> [Lines of data]

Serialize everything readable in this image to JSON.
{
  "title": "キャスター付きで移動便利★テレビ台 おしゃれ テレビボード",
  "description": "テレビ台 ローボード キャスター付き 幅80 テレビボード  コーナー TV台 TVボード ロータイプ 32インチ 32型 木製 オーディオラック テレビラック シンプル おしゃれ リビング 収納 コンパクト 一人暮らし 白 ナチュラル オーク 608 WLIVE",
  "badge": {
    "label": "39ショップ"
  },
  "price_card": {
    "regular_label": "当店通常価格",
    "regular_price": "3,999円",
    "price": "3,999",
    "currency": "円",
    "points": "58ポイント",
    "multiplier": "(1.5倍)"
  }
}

> [EXERCISE PROMPT]
Write down all the entries again without a single difference.

> [EXERCISE RESULT]
Serialize everything readable in this image to JSON.
{
  "title": "キャスター付きで移動便利★テレビ台 おしゃれ テレビボード",
  "description": "テレビ台 ローボード キャスター付き 幅80 テレビボード  コーナー TV台 TVボード ロータイプ 32インチ 32型 木製 オーディオラック テレビラック シンプル おしゃれ リビング 収納 コンパクト 一人暮らし 白 ナチュラル オーク 608 WLIVE",
  "badge": {
    "label": "39ショップ"
  },
  "price_card": {
    "regular_label": "当店通常価格",
    "regular_price": "3,999円",
    "price": "3,999",
    "currency": "円",
    "points": "58ポイント",
    "multiplier": "(1.5倍)"
  }
}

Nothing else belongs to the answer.